Task to complete: In every record below, rename "lat-tick-label" to "latitude-tick-label" and reproduce the lines with nothing else changed.

□ □ □ □ □

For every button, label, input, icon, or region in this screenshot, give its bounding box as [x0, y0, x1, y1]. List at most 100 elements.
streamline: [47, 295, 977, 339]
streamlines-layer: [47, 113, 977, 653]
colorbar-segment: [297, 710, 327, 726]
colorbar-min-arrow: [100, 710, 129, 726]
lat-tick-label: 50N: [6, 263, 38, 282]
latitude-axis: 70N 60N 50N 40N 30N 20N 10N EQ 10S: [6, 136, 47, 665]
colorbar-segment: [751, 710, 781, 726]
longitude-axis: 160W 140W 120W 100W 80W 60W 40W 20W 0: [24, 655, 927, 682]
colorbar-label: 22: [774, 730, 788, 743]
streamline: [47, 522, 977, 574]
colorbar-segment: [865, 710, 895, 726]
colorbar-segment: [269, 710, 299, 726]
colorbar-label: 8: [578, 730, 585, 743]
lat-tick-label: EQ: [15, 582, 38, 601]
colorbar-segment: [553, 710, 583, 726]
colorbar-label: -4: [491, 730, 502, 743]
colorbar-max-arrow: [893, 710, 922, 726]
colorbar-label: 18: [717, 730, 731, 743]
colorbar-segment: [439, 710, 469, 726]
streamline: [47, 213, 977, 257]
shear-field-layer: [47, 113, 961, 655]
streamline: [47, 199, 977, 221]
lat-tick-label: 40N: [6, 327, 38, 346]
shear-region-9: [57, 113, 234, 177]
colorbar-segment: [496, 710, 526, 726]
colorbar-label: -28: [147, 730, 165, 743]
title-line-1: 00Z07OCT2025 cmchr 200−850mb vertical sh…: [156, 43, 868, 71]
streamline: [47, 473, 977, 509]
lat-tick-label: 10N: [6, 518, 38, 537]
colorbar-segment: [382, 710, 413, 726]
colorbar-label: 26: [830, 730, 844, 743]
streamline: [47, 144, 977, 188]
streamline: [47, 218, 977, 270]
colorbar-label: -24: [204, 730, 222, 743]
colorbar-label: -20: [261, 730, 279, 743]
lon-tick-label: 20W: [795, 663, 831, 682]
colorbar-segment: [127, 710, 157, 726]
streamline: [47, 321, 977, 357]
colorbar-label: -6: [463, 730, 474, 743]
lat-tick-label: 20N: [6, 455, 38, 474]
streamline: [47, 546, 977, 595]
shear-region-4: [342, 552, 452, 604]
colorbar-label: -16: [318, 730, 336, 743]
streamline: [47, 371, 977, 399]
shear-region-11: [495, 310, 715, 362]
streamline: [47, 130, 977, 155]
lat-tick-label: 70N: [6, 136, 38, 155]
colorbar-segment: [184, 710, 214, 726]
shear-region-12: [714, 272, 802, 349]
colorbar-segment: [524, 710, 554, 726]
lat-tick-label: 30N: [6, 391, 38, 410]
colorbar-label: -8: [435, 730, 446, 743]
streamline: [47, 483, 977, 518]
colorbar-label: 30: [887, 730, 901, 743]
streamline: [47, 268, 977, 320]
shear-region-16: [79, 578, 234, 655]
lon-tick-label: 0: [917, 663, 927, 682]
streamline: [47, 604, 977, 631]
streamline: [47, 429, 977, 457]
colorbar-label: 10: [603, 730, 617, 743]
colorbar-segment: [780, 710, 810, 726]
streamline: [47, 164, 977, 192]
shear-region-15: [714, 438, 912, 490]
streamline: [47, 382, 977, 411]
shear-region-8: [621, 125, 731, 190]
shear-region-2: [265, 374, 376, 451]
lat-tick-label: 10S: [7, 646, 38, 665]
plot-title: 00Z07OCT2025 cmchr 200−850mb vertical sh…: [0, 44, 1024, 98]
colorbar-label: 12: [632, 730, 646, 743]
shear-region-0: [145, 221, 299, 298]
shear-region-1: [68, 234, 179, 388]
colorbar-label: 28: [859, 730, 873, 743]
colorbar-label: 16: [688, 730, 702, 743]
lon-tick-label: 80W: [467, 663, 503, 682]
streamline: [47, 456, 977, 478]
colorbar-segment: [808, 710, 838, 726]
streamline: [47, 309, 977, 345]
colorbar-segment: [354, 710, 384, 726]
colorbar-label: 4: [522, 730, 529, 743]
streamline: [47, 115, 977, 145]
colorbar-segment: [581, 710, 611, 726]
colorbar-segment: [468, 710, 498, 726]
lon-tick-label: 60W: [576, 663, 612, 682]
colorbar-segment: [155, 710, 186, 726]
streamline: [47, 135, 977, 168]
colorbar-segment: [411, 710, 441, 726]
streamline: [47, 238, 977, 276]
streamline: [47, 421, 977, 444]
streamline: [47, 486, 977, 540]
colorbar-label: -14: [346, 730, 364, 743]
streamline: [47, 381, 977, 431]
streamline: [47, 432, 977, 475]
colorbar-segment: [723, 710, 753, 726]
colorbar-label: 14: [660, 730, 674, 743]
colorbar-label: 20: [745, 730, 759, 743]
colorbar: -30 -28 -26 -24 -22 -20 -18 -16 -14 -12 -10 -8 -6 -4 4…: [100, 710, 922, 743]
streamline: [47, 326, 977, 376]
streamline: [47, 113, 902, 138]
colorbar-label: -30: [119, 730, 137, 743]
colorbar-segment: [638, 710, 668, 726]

□ □ □ □ □

Solved exercise:
For every button, label, input, icon, or region in this screenshot, give its bounding box as [x0, y0, x1, y1]. List at most 100 elements.
streamline: [47, 295, 977, 339]
streamlines-layer: [47, 113, 977, 653]
colorbar-segment: [297, 710, 327, 726]
colorbar-min-arrow: [100, 710, 129, 726]
latitude-tick-label: 50N: [6, 263, 38, 282]
latitude-axis: 70N 60N 50N 40N 30N 20N 10N EQ 10S: [6, 136, 47, 665]
colorbar-segment: [751, 710, 781, 726]
longitude-axis: 160W 140W 120W 100W 80W 60W 40W 20W 0: [24, 655, 927, 682]
colorbar-label: 22: [774, 730, 788, 743]
streamline: [47, 522, 977, 574]
colorbar-segment: [865, 710, 895, 726]
colorbar-segment: [269, 710, 299, 726]
colorbar-label: 8: [578, 730, 585, 743]
latitude-tick-label: EQ: [15, 582, 38, 601]
colorbar-segment: [553, 710, 583, 726]
colorbar-label: -4: [491, 730, 502, 743]
colorbar-max-arrow: [893, 710, 922, 726]
colorbar-label: 18: [717, 730, 731, 743]
colorbar-segment: [439, 710, 469, 726]
streamline: [47, 213, 977, 257]
shear-field-layer: [47, 113, 961, 655]
streamline: [47, 199, 977, 221]
latitude-tick-label: 40N: [6, 327, 38, 346]
shear-region-9: [57, 113, 234, 177]
colorbar-segment: [496, 710, 526, 726]
colorbar-label: -28: [147, 730, 165, 743]
title-line-1: 00Z07OCT2025 cmchr 200−850mb vertical sh…: [156, 43, 868, 71]
streamline: [47, 473, 977, 509]
latitude-tick-label: 10N: [6, 518, 38, 537]
colorbar-segment: [382, 710, 413, 726]
colorbar-label: 26: [830, 730, 844, 743]
streamline: [47, 144, 977, 188]
streamline: [47, 218, 977, 270]
colorbar-label: -24: [204, 730, 222, 743]
colorbar-label: -20: [261, 730, 279, 743]
lon-tick-label: 20W: [795, 663, 831, 682]
colorbar-segment: [127, 710, 157, 726]
streamline: [47, 321, 977, 357]
colorbar-label: -6: [463, 730, 474, 743]
latitude-tick-label: 20N: [6, 455, 38, 474]
streamline: [47, 546, 977, 595]
shear-region-4: [342, 552, 452, 604]
colorbar-label: -16: [318, 730, 336, 743]
streamline: [47, 371, 977, 399]
shear-region-11: [495, 310, 715, 362]
streamline: [47, 130, 977, 155]
latitude-tick-label: 70N: [6, 136, 38, 155]
colorbar-segment: [184, 710, 214, 726]
shear-region-12: [714, 272, 802, 349]
colorbar-segment: [524, 710, 554, 726]
latitude-tick-label: 30N: [6, 391, 38, 410]
colorbar-label: -8: [435, 730, 446, 743]
streamline: [47, 483, 977, 518]
colorbar-label: 30: [887, 730, 901, 743]
streamline: [47, 268, 977, 320]
shear-region-16: [79, 578, 234, 655]
lon-tick-label: 0: [917, 663, 927, 682]
streamline: [47, 604, 977, 631]
streamline: [47, 429, 977, 457]
colorbar-label: 10: [603, 730, 617, 743]
colorbar-segment: [780, 710, 810, 726]
streamline: [47, 164, 977, 192]
shear-region-15: [714, 438, 912, 490]
streamline: [47, 382, 977, 411]
shear-region-8: [621, 125, 731, 190]
shear-region-2: [265, 374, 376, 451]
latitude-tick-label: 10S: [7, 646, 38, 665]
plot-title: 00Z07OCT2025 cmchr 200−850mb vertical sh…: [0, 44, 1024, 98]
colorbar-label: 12: [632, 730, 646, 743]
shear-region-0: [145, 221, 299, 298]
shear-region-1: [68, 234, 179, 388]
colorbar-label: 28: [859, 730, 873, 743]
colorbar-label: 16: [688, 730, 702, 743]
lon-tick-label: 80W: [467, 663, 503, 682]
streamline: [47, 456, 977, 478]
colorbar-segment: [808, 710, 838, 726]
streamline: [47, 309, 977, 345]
colorbar-segment: [354, 710, 384, 726]
colorbar-label: 4: [522, 730, 529, 743]
streamline: [47, 115, 977, 145]
colorbar-segment: [581, 710, 611, 726]
colorbar-segment: [468, 710, 498, 726]
lon-tick-label: 60W: [576, 663, 612, 682]
colorbar-segment: [155, 710, 186, 726]
streamline: [47, 135, 977, 168]
colorbar-segment: [411, 710, 441, 726]
streamline: [47, 238, 977, 276]
streamline: [47, 421, 977, 444]
streamline: [47, 486, 977, 540]
colorbar-label: -14: [346, 730, 364, 743]
streamline: [47, 381, 977, 431]
streamline: [47, 432, 977, 475]
colorbar-segment: [723, 710, 753, 726]
colorbar-label: 14: [660, 730, 674, 743]
colorbar-label: 20: [745, 730, 759, 743]
colorbar: -30 -28 -26 -24 -22 -20 -18 -16 -14 -12 -10 -8 -6 -4 4…: [100, 710, 922, 743]
streamline: [47, 326, 977, 376]
streamline: [47, 113, 902, 138]
colorbar-label: -30: [119, 730, 137, 743]
colorbar-segment: [638, 710, 668, 726]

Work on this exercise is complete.